→ **Problem requirements**
An exact copy of all the data is required, with pictures left out.

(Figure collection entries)
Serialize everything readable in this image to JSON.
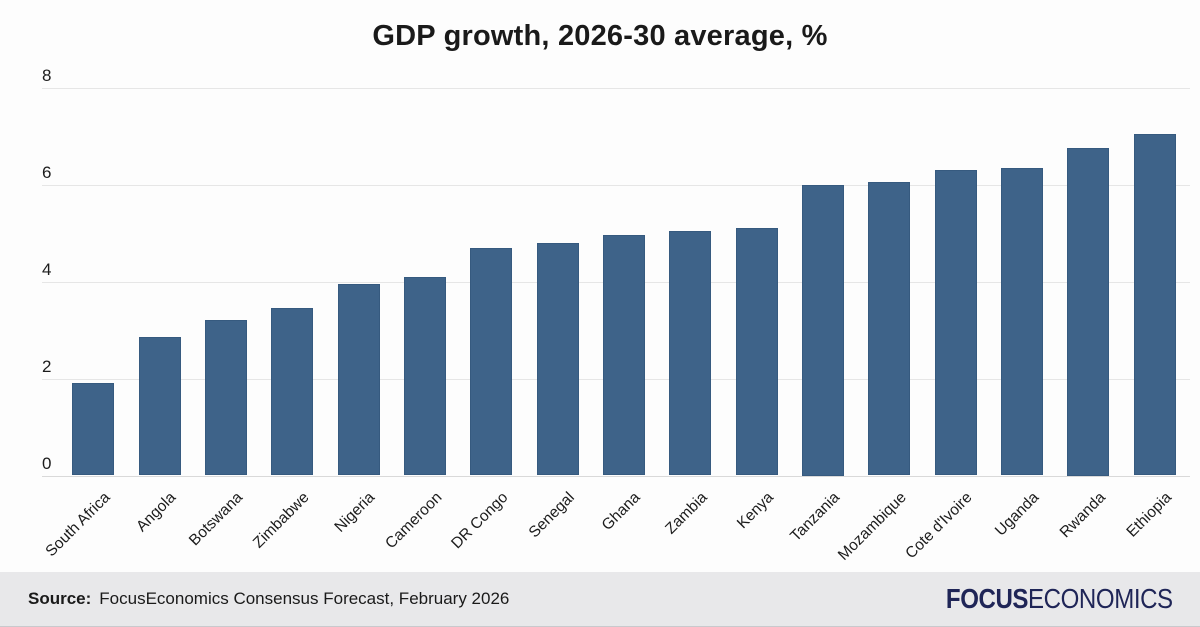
{
  "chart_data": {
    "type": "bar",
    "title": "GDP growth, 2026-30 average, %",
    "categories": [
      "South Africa",
      "Angola",
      "Botswana",
      "Zimbabwe",
      "Nigeria",
      "Cameroon",
      "DR Congo",
      "Senegal",
      "Ghana",
      "Zambia",
      "Kenya",
      "Tanzania",
      "Mozambique",
      "Cote d'Ivoire",
      "Uganda",
      "Rwanda",
      "Ethiopia"
    ],
    "values": [
      1.9,
      2.85,
      3.2,
      3.45,
      3.95,
      4.1,
      4.7,
      4.8,
      4.95,
      5.05,
      5.1,
      6.0,
      6.05,
      6.3,
      6.35,
      6.75,
      7.05
    ],
    "xlabel": "",
    "ylabel": "",
    "ylim": [
      0,
      8
    ],
    "yticks": [
      0,
      2,
      4,
      6,
      8
    ],
    "grid": "horizontal",
    "legend": "none",
    "bar_color": "#3e6389",
    "gridline_color": "#e6e6e6",
    "axis_line_color": "#d9d9d9",
    "text_color": "#1c1c1c"
  },
  "footer": {
    "source_label": "Source:",
    "source_text": "FocusEconomics Consensus Forecast, February 2026",
    "logo_bold": "FOCUS",
    "logo_light": "ECONOMICS",
    "background": "#e8e8ea",
    "logo_color": "#1f2557"
  }
}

→ **Solution for this task**
Serialize everything readable in this image to JSON.
{
  "chart_data": {
    "type": "bar",
    "title": "GDP growth, 2026-30 average, %",
    "categories": [
      "South Africa",
      "Angola",
      "Botswana",
      "Zimbabwe",
      "Nigeria",
      "Cameroon",
      "DR Congo",
      "Senegal",
      "Ghana",
      "Zambia",
      "Kenya",
      "Tanzania",
      "Mozambique",
      "Cote d'Ivoire",
      "Uganda",
      "Rwanda",
      "Ethiopia"
    ],
    "values": [
      1.9,
      2.85,
      3.2,
      3.45,
      3.95,
      4.1,
      4.7,
      4.8,
      4.95,
      5.05,
      5.1,
      6.0,
      6.05,
      6.3,
      6.35,
      6.75,
      7.05
    ],
    "xlabel": "",
    "ylabel": "",
    "ylim": [
      0,
      8
    ],
    "yticks": [
      0,
      2,
      4,
      6,
      8
    ],
    "grid": "horizontal",
    "legend": "none",
    "bar_color": "#3e6389",
    "gridline_color": "#e6e6e6",
    "axis_line_color": "#d9d9d9",
    "text_color": "#1c1c1c"
  },
  "footer": {
    "source_label": "Source:",
    "source_text": "FocusEconomics Consensus Forecast, February 2026",
    "logo_bold": "FOCUS",
    "logo_light": "ECONOMICS",
    "background": "#e8e8ea",
    "logo_color": "#1f2557"
  }
}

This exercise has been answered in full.